[Extracted data entries]
"""

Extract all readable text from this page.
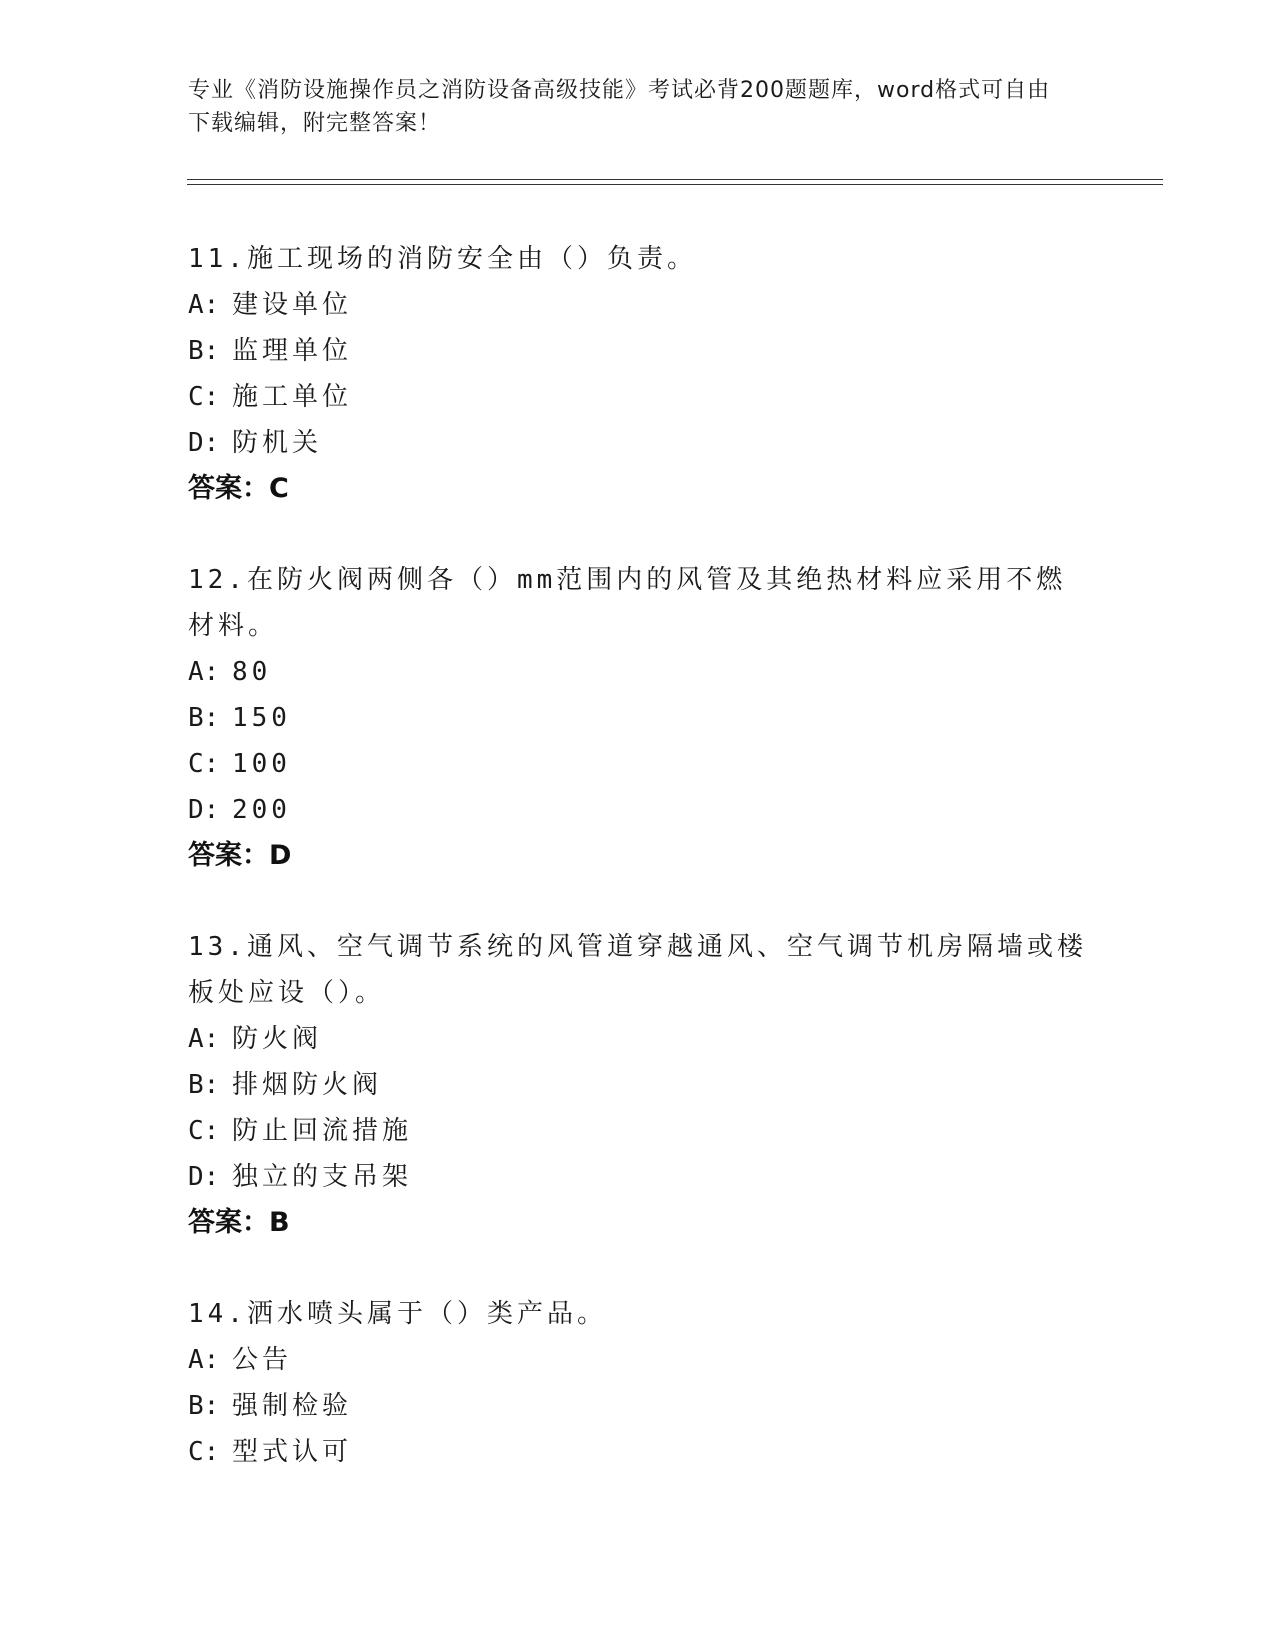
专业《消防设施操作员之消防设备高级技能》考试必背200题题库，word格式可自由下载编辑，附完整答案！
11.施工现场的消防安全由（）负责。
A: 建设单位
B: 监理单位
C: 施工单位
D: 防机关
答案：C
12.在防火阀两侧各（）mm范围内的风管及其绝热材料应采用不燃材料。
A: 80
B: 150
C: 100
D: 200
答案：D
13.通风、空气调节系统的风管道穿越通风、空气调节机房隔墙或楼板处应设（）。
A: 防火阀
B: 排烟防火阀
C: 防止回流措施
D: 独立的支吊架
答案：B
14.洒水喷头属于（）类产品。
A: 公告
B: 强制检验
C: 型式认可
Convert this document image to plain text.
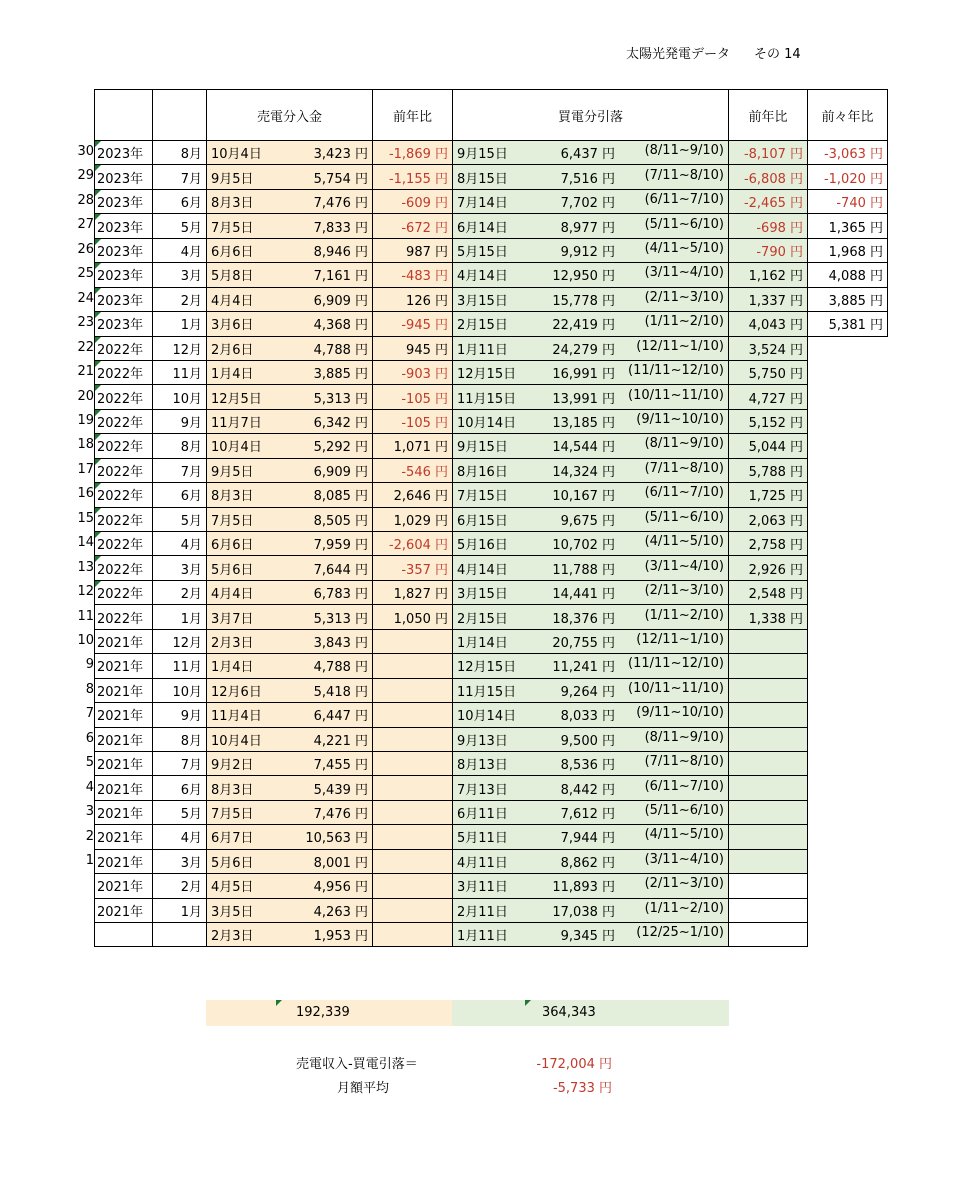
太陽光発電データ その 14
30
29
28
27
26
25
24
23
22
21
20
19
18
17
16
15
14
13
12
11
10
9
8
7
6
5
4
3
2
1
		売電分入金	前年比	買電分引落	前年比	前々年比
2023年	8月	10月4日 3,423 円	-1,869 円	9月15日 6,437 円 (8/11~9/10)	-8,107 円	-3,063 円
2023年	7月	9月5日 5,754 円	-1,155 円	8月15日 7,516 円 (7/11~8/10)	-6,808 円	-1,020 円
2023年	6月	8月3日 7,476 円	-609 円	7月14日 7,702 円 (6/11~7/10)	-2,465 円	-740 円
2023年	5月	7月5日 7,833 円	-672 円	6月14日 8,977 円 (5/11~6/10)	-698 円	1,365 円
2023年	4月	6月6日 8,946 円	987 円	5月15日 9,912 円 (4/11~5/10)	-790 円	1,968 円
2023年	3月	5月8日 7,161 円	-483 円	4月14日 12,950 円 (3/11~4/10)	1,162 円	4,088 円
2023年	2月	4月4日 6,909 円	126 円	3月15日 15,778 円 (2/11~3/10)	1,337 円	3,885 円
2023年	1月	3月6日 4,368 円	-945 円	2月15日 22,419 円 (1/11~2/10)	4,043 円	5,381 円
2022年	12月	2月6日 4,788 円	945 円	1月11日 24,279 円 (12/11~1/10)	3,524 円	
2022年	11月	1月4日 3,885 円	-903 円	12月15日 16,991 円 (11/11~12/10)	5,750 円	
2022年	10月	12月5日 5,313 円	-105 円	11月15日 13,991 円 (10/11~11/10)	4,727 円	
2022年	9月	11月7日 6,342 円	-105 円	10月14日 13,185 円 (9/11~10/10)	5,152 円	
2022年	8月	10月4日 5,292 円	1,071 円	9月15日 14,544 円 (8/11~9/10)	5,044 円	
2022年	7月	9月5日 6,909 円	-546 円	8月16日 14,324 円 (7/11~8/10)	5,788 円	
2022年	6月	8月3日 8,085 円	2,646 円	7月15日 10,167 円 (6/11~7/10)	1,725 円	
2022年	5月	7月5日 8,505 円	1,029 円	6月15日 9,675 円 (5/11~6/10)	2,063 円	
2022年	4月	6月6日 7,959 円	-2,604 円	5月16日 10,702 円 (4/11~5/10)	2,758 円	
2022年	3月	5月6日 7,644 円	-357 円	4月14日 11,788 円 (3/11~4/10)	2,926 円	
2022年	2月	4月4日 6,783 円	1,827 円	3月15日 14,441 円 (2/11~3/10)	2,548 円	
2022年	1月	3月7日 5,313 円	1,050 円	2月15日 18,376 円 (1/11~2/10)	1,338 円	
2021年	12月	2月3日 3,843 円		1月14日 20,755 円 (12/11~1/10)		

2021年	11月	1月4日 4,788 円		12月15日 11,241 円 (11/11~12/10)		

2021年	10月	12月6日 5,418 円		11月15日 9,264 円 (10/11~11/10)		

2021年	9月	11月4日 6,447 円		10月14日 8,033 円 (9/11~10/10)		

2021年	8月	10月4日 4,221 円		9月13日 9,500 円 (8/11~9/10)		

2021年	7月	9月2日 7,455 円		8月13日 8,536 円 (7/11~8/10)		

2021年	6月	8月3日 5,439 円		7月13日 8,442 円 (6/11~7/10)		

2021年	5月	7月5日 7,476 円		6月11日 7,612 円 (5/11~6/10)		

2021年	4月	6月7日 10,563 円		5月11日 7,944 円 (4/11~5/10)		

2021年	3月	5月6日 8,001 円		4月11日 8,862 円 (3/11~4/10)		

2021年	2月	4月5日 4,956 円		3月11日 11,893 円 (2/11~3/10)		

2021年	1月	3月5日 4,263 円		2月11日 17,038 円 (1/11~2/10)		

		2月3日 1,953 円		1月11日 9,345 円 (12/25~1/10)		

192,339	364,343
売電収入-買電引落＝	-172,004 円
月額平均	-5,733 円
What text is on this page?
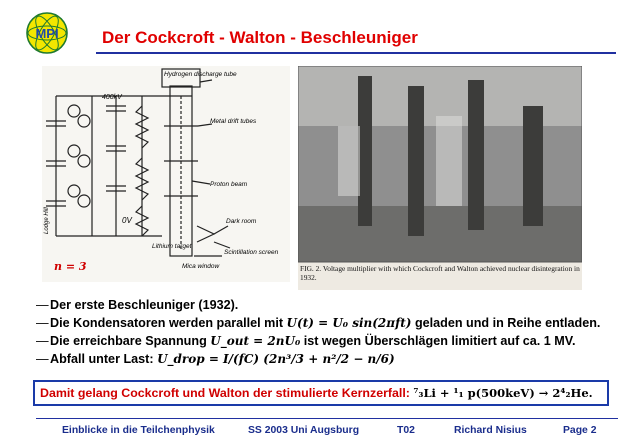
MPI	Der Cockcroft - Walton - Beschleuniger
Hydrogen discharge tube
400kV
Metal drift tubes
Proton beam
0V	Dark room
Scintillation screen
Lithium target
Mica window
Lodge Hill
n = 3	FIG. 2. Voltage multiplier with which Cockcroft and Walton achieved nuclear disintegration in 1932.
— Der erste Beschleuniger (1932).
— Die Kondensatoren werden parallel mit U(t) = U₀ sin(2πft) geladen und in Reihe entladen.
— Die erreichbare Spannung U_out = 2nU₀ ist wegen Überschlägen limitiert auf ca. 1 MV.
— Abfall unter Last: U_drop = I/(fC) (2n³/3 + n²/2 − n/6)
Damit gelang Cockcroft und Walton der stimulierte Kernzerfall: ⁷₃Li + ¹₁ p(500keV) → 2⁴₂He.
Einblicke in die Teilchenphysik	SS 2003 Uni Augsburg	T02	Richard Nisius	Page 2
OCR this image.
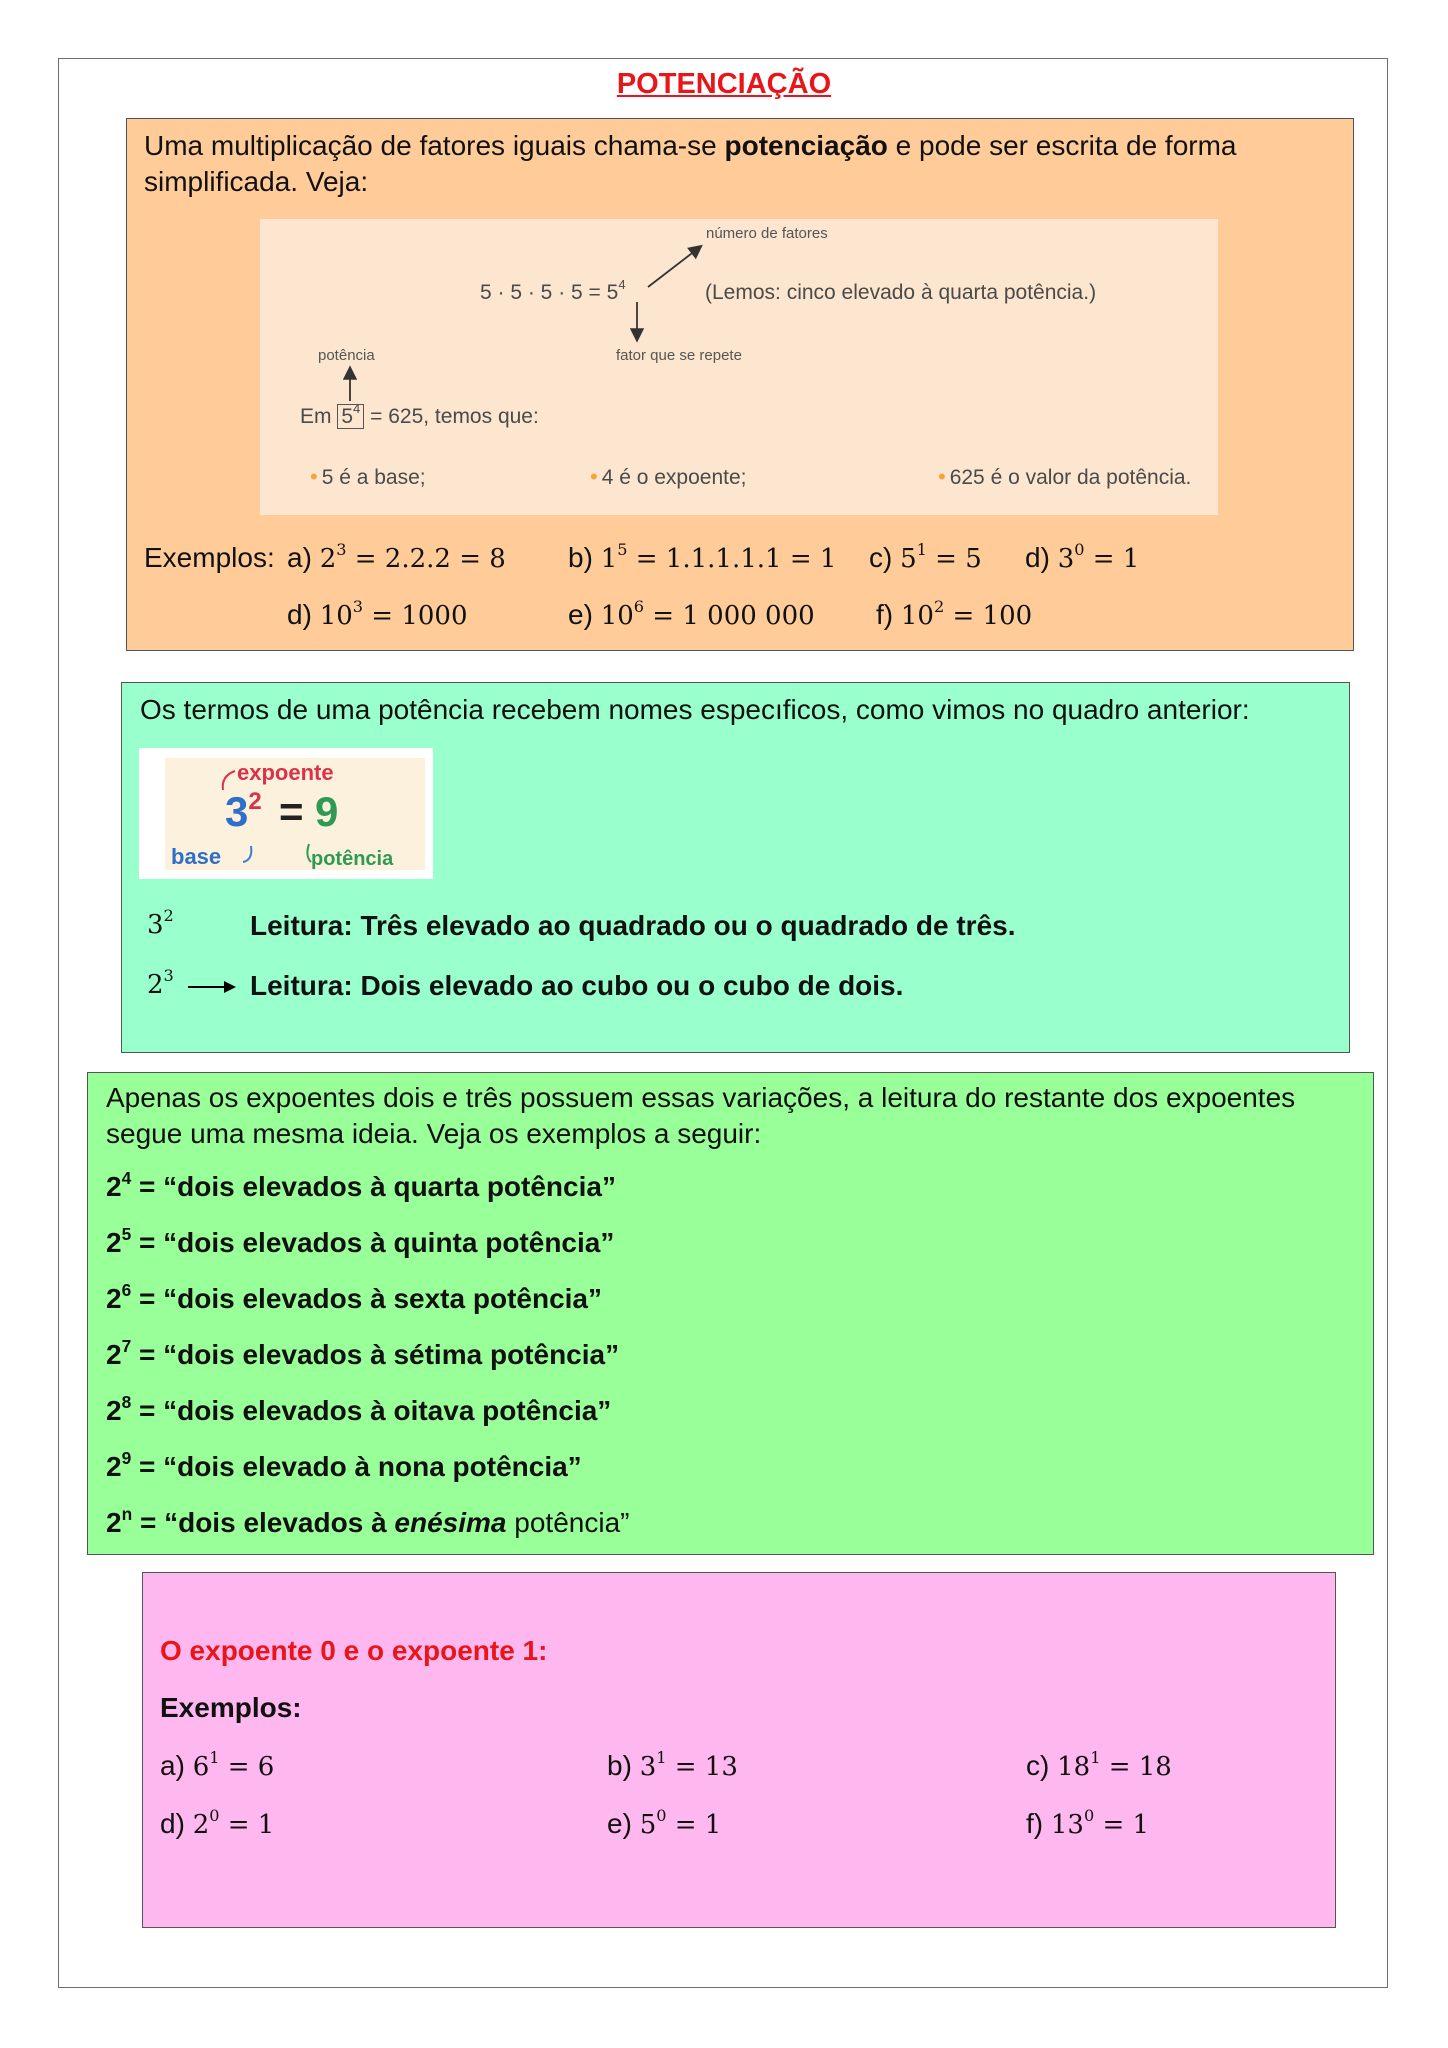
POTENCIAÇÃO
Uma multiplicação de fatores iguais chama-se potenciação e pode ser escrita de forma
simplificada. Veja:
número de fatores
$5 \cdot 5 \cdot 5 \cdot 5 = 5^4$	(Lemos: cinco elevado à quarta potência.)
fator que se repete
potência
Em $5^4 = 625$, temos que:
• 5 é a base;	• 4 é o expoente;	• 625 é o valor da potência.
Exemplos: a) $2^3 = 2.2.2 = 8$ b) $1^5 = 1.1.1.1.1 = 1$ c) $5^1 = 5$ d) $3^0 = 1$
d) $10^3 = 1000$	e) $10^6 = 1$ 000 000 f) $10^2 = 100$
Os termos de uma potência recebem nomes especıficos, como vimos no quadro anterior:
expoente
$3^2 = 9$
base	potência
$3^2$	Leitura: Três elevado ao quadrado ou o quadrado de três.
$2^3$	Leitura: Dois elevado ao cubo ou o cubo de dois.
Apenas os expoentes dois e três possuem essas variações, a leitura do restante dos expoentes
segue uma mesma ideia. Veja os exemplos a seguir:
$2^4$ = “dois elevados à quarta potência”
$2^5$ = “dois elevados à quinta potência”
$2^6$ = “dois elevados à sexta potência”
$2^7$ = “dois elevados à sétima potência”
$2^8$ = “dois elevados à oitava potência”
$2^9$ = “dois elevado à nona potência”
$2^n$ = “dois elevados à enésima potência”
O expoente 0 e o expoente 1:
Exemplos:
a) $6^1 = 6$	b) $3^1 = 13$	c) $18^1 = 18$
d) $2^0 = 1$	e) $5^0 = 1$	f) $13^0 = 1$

"""

▶ _Aim_:
Filter the records down to the lines that contain the string "Cockcroft", and copy those lines.

▶ _Output of the task_:
MPI	Der Cockcroft - Walton - Beschleuniger
n = 3	FIG. 2. Voltage multiplier with which Cockcroft and Walton achieved nuclear disintegration in 1932.
Damit gelang Cockcroft und Walton der stimulierte Kernzerfall: ⁷₃Li + ¹₁ p(500keV) → 2⁴₂He.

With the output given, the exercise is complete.